> _GOAL OF THE EXERCISE_
Copy every one of the items below line for line, keeping each character unchanged.

---------- EXTRACTED INFORMATION

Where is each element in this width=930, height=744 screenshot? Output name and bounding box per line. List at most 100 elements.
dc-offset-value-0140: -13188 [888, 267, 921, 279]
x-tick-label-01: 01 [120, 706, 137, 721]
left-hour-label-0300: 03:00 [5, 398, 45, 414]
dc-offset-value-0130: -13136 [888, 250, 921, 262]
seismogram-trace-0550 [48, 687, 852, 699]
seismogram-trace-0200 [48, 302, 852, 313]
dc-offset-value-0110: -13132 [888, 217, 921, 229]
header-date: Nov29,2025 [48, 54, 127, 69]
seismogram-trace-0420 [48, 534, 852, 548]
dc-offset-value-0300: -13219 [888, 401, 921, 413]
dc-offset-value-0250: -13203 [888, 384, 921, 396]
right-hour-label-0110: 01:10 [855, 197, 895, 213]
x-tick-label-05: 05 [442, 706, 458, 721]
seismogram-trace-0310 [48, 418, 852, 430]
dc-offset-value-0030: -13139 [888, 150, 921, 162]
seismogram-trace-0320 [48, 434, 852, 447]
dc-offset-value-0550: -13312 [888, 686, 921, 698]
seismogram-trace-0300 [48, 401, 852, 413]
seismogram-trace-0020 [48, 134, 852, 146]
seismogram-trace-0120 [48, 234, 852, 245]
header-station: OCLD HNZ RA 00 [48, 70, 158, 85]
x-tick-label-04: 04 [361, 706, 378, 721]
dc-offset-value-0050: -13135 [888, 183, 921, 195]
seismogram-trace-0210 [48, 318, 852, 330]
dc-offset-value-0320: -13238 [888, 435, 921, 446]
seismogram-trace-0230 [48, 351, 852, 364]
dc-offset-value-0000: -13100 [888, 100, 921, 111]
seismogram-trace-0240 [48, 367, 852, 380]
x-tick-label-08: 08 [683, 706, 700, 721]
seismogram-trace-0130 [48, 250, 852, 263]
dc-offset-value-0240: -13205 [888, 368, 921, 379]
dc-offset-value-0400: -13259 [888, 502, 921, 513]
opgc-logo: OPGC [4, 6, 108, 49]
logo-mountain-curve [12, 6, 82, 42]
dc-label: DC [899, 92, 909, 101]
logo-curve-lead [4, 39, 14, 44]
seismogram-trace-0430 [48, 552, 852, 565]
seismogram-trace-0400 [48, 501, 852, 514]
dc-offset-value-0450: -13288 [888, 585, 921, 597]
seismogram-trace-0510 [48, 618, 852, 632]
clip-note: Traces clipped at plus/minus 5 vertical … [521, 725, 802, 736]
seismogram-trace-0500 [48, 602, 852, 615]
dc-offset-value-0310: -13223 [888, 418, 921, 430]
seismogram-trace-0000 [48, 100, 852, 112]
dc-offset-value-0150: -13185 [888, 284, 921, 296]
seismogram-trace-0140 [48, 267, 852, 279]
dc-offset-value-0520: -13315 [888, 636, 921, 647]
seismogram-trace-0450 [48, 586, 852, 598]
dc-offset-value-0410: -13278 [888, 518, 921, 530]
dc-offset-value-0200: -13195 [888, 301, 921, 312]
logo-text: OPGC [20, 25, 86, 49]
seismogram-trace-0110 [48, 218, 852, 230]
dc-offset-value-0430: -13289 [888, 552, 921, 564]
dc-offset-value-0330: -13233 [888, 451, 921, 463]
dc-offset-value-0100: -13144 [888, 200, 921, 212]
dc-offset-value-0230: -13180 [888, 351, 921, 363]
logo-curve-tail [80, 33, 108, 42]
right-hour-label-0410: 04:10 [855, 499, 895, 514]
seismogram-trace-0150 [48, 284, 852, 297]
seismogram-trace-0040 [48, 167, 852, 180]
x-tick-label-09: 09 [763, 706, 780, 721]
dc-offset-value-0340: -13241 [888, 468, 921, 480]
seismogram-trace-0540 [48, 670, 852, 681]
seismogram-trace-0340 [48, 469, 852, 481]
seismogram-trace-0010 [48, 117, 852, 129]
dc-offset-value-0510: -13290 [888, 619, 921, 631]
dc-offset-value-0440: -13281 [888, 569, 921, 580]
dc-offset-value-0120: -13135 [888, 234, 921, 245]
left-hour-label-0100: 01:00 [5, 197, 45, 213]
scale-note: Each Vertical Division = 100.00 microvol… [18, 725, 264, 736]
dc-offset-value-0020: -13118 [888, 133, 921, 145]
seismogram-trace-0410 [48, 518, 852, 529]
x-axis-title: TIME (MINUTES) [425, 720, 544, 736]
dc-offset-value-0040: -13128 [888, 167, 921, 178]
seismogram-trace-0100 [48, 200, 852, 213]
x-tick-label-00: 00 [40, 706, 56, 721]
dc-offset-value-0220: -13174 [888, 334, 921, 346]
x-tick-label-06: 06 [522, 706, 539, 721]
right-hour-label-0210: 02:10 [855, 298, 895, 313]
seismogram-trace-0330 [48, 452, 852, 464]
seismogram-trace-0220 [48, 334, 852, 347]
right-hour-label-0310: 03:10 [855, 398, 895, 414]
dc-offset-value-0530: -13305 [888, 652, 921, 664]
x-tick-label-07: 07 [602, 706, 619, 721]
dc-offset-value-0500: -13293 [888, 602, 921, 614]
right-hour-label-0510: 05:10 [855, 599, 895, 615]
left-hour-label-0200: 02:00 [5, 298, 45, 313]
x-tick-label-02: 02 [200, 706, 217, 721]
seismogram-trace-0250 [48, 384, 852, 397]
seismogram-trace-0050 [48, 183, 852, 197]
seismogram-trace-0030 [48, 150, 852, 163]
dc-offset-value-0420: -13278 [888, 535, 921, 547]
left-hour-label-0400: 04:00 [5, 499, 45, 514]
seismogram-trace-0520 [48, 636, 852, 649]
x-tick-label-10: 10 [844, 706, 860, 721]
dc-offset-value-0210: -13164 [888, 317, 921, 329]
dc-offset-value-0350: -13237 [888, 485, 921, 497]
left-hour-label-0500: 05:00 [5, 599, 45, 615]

--------------------

> _THE OUTPUT_
Where is each element in this width=930, height=744 screenshot? Output name and bounding box per line. List at most 100 elements.
dc-offset-value-0140: -13188 [888, 267, 921, 279]
x-tick-label-01: 01 [120, 706, 137, 721]
left-hour-label-0300: 03:00 [5, 398, 45, 414]
dc-offset-value-0130: -13136 [888, 250, 921, 262]
seismogram-trace-0550 [48, 687, 852, 699]
seismogram-trace-0200 [48, 302, 852, 313]
dc-offset-value-0110: -13132 [888, 217, 921, 229]
header-date: Nov29,2025 [48, 54, 127, 69]
seismogram-trace-0420 [48, 534, 852, 548]
dc-offset-value-0300: -13219 [888, 401, 921, 413]
dc-offset-value-0250: -13203 [888, 384, 921, 396]
right-hour-label-0110: 01:10 [855, 197, 895, 213]
x-tick-label-05: 05 [442, 706, 458, 721]
seismogram-trace-0310 [48, 418, 852, 430]
dc-offset-value-0030: -13139 [888, 150, 921, 162]
seismogram-trace-0320 [48, 434, 852, 447]
dc-offset-value-0550: -13312 [888, 686, 921, 698]
seismogram-trace-0300 [48, 401, 852, 413]
seismogram-trace-0020 [48, 134, 852, 146]
seismogram-trace-0120 [48, 234, 852, 245]
header-station: OCLD HNZ RA 00 [48, 70, 158, 85]
x-tick-label-04: 04 [361, 706, 378, 721]
dc-offset-value-0050: -13135 [888, 183, 921, 195]
seismogram-trace-0210 [48, 318, 852, 330]
dc-offset-value-0320: -13238 [888, 435, 921, 446]
seismogram-trace-0230 [48, 351, 852, 364]
dc-offset-value-0000: -13100 [888, 100, 921, 111]
seismogram-trace-0240 [48, 367, 852, 380]
x-tick-label-08: 08 [683, 706, 700, 721]
seismogram-trace-0130 [48, 250, 852, 263]
dc-offset-value-0240: -13205 [888, 368, 921, 379]
dc-offset-value-0400: -13259 [888, 502, 921, 513]
opgc-logo: OPGC [4, 6, 108, 49]
logo-mountain-curve [12, 6, 82, 42]
dc-label: DC [899, 92, 909, 101]
logo-curve-lead [4, 39, 14, 44]
seismogram-trace-0430 [48, 552, 852, 565]
seismogram-trace-0400 [48, 501, 852, 514]
dc-offset-value-0450: -13288 [888, 585, 921, 597]
seismogram-trace-0510 [48, 618, 852, 632]
clip-note: Traces clipped at plus/minus 5 vertical … [521, 725, 802, 736]
seismogram-trace-0500 [48, 602, 852, 615]
dc-offset-value-0310: -13223 [888, 418, 921, 430]
seismogram-trace-0000 [48, 100, 852, 112]
dc-offset-value-0150: -13185 [888, 284, 921, 296]
seismogram-trace-0140 [48, 267, 852, 279]
dc-offset-value-0520: -13315 [888, 636, 921, 647]
seismogram-trace-0450 [48, 586, 852, 598]
dc-offset-value-0410: -13278 [888, 518, 921, 530]
dc-offset-value-0200: -13195 [888, 301, 921, 312]
logo-text: OPGC [20, 25, 86, 49]
seismogram-trace-0110 [48, 218, 852, 230]
dc-offset-value-0430: -13289 [888, 552, 921, 564]
dc-offset-value-0330: -13233 [888, 451, 921, 463]
dc-offset-value-0100: -13144 [888, 200, 921, 212]
dc-offset-value-0230: -13180 [888, 351, 921, 363]
logo-curve-tail [80, 33, 108, 42]
right-hour-label-0410: 04:10 [855, 499, 895, 514]
seismogram-trace-0150 [48, 284, 852, 297]
seismogram-trace-0040 [48, 167, 852, 180]
x-tick-label-09: 09 [763, 706, 780, 721]
dc-offset-value-0340: -13241 [888, 468, 921, 480]
seismogram-trace-0540 [48, 670, 852, 681]
seismogram-trace-0340 [48, 469, 852, 481]
seismogram-trace-0010 [48, 117, 852, 129]
dc-offset-value-0510: -13290 [888, 619, 921, 631]
dc-offset-value-0440: -13281 [888, 569, 921, 580]
dc-offset-value-0120: -13135 [888, 234, 921, 245]
left-hour-label-0100: 01:00 [5, 197, 45, 213]
scale-note: Each Vertical Division = 100.00 microvol… [18, 725, 264, 736]
dc-offset-value-0020: -13118 [888, 133, 921, 145]
seismogram-trace-0410 [48, 518, 852, 529]
x-axis-title: TIME (MINUTES) [425, 720, 544, 736]
dc-offset-value-0040: -13128 [888, 167, 921, 178]
seismogram-trace-0100 [48, 200, 852, 213]
x-tick-label-00: 00 [40, 706, 56, 721]
dc-offset-value-0220: -13174 [888, 334, 921, 346]
x-tick-label-06: 06 [522, 706, 539, 721]
right-hour-label-0210: 02:10 [855, 298, 895, 313]
seismogram-trace-0330 [48, 452, 852, 464]
seismogram-trace-0220 [48, 334, 852, 347]
right-hour-label-0310: 03:10 [855, 398, 895, 414]
dc-offset-value-0530: -13305 [888, 652, 921, 664]
x-tick-label-07: 07 [602, 706, 619, 721]
dc-offset-value-0500: -13293 [888, 602, 921, 614]
right-hour-label-0510: 05:10 [855, 599, 895, 615]
left-hour-label-0200: 02:00 [5, 298, 45, 313]
x-tick-label-02: 02 [200, 706, 217, 721]
seismogram-trace-0250 [48, 384, 852, 397]
seismogram-trace-0050 [48, 183, 852, 197]
seismogram-trace-0030 [48, 150, 852, 163]
dc-offset-value-0420: -13278 [888, 535, 921, 547]
left-hour-label-0400: 04:00 [5, 499, 45, 514]
seismogram-trace-0520 [48, 636, 852, 649]
x-tick-label-10: 10 [844, 706, 860, 721]
dc-offset-value-0210: -13164 [888, 317, 921, 329]
dc-offset-value-0350: -13237 [888, 485, 921, 497]
left-hour-label-0500: 05:00 [5, 599, 45, 615]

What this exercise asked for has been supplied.